● **PROMPT**
Format the listing from its first line through the line containing "paper-title: Online Matrix", inclusive, as a Markdown table with the columns Row and Line, leaving out blank lines.

● **DATA PROVIDED**
========================

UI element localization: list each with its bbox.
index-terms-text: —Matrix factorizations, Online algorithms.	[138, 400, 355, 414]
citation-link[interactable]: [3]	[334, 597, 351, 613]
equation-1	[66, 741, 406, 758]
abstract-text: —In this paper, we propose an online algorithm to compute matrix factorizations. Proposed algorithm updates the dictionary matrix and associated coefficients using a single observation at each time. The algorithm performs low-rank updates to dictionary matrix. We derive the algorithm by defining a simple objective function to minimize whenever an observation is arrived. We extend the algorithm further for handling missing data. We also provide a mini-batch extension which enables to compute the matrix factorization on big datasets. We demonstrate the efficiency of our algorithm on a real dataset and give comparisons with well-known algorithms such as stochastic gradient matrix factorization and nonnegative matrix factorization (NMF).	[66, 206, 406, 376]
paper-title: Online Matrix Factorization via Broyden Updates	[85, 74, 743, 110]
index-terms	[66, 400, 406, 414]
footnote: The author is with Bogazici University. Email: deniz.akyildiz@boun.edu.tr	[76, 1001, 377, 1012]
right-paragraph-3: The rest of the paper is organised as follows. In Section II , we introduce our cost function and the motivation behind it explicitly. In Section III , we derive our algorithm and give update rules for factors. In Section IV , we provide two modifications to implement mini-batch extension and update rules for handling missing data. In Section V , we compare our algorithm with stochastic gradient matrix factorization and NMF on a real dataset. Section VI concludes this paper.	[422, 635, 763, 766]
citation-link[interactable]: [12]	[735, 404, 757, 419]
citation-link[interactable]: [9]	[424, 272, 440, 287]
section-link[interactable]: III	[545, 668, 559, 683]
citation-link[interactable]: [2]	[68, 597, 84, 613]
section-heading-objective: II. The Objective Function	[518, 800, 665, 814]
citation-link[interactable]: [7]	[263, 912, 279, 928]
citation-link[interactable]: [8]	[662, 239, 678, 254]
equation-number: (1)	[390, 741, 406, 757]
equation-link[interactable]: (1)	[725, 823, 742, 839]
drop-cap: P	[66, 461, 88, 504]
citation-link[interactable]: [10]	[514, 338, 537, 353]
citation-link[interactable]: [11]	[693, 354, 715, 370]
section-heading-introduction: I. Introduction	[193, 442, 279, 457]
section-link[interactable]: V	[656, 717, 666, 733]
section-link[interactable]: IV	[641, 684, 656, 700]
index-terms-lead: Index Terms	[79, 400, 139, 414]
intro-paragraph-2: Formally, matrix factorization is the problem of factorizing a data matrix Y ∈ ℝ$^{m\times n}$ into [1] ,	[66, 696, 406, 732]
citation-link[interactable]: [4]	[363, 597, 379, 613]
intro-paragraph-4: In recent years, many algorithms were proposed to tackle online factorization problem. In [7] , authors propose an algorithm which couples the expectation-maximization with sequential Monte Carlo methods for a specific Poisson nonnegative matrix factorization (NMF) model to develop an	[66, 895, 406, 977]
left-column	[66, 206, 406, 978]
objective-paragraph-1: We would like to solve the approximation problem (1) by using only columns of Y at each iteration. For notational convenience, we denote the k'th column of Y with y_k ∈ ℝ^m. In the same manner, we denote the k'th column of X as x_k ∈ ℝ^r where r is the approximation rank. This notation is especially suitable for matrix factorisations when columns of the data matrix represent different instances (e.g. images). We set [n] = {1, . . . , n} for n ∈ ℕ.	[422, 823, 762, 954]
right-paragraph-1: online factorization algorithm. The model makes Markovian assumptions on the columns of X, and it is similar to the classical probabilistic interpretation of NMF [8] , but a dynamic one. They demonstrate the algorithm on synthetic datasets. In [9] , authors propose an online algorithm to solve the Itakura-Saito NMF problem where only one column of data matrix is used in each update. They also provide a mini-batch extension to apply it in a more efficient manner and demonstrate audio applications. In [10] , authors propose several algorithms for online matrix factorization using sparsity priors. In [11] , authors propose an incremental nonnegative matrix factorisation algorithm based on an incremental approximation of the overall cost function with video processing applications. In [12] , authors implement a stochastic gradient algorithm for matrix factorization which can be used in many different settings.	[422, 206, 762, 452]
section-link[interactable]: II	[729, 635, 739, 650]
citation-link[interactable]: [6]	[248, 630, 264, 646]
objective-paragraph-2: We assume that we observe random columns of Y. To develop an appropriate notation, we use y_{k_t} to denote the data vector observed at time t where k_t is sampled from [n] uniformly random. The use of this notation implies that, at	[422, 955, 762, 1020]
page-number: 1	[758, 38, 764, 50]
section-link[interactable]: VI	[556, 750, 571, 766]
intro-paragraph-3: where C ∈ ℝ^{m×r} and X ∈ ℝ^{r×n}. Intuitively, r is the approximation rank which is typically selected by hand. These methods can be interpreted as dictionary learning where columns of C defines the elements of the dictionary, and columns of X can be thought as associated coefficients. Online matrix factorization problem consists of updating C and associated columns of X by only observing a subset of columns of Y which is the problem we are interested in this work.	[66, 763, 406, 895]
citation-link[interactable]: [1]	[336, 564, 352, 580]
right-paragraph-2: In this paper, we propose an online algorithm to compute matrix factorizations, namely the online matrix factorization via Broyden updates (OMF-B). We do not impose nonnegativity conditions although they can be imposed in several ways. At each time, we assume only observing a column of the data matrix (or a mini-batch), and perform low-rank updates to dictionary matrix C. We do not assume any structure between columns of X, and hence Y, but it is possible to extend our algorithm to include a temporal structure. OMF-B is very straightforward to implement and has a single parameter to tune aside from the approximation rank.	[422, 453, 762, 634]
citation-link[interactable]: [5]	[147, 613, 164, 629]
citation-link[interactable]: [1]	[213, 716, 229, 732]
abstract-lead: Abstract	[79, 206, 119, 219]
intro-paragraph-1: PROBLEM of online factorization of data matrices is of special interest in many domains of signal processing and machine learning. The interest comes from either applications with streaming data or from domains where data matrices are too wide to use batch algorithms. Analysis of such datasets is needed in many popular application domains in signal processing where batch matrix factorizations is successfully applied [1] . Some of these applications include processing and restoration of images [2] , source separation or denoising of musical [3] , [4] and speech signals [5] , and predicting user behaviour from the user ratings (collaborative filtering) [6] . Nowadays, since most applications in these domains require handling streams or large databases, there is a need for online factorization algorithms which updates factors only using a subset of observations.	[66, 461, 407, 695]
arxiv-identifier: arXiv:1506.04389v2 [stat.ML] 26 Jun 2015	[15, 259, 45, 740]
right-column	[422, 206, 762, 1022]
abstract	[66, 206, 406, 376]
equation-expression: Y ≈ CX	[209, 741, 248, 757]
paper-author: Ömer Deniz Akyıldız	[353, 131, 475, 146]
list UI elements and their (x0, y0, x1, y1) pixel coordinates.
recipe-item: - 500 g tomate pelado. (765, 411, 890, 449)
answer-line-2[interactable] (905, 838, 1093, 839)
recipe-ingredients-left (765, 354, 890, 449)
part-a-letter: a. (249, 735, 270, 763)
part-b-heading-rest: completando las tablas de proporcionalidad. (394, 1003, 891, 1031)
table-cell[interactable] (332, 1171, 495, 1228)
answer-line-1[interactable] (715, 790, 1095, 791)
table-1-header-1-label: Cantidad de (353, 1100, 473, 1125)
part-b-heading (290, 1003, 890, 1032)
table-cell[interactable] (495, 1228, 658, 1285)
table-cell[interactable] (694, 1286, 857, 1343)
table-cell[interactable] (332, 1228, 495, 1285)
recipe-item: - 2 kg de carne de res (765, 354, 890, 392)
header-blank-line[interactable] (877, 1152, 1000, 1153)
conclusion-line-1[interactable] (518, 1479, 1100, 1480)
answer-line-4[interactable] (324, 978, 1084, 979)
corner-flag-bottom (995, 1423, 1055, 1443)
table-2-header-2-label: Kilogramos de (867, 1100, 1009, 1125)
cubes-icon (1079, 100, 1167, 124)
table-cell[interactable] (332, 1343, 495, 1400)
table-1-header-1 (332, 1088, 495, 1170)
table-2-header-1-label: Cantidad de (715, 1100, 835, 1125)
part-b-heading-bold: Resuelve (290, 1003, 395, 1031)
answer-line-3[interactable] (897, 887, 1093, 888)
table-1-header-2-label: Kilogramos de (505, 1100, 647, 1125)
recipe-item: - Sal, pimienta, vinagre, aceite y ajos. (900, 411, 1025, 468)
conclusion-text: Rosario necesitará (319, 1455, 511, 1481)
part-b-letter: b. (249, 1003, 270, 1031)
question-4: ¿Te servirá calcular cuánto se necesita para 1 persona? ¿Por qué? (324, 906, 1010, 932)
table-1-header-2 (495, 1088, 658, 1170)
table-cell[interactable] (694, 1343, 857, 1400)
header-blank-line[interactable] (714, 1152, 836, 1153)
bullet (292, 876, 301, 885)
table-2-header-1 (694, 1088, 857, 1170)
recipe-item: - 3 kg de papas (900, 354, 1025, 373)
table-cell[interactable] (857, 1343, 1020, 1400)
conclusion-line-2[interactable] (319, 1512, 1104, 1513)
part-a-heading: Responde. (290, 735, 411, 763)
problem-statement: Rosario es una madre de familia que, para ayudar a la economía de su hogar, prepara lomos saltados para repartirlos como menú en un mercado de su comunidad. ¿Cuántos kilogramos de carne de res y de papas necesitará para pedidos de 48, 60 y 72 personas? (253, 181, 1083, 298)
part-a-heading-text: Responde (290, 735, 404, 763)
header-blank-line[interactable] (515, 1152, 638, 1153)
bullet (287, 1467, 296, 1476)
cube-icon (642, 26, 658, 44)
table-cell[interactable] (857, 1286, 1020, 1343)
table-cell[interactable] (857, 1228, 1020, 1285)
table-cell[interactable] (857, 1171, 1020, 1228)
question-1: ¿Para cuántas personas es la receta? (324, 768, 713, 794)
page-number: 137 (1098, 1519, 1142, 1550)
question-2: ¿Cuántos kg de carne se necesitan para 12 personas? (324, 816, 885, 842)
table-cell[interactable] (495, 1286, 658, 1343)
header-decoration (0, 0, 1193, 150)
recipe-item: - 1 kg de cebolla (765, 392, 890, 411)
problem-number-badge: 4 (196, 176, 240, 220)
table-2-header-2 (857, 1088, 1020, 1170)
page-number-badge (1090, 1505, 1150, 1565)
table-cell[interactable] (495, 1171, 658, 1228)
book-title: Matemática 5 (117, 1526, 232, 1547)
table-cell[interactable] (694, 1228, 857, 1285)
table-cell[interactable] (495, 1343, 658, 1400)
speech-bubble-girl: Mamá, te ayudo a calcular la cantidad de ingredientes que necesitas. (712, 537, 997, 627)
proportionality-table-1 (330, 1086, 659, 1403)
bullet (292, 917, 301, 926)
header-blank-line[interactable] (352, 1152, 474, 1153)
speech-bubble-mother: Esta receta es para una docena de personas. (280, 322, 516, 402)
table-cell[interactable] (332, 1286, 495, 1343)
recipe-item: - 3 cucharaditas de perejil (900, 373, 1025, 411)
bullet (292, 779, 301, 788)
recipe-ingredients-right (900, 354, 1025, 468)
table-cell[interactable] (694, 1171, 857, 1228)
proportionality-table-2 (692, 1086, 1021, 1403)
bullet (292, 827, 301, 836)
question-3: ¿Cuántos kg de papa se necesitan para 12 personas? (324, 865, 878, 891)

========================

● **RESPONSE TO THIS EXERCISE**
| Row | Line |
|---|---|
| 1 | UI element localization: list each with its bbox. |
| 2 | index-terms-text: —Matrix factorizations, Online algorithms.	[138, 400, 355, 414] |
| 3 | citation-link[interactable]: [3]	[334, 597, 351, 613] |
| 4 | equation-1	[66, 741, 406, 758] |
| 5 | abstract-text: —In this paper, we propose an online algorithm to compute matrix factorizations. Proposed algorithm updates the dictionary matrix and associated coefficients using a single observation at each time. The algorithm performs low-rank updates to dictionary matrix. We derive the algorithm by defining a simple objective function to minimize whenever an observation is arrived. We extend the algorithm further for handling missing data. We also provide a mini-batch extension which enables to compute the matrix factorization on big datasets. We demonstrate the efficiency of our algorithm on a real dataset and give comparisons with well-known algorithms such as stochastic gradient matrix factorization and nonnegative matrix factorization (NMF).	[66, 206, 406, 376] |
| 6 | paper-title: Online Matrix Factorization via Broyden Updates	[85, 74, 743, 110] |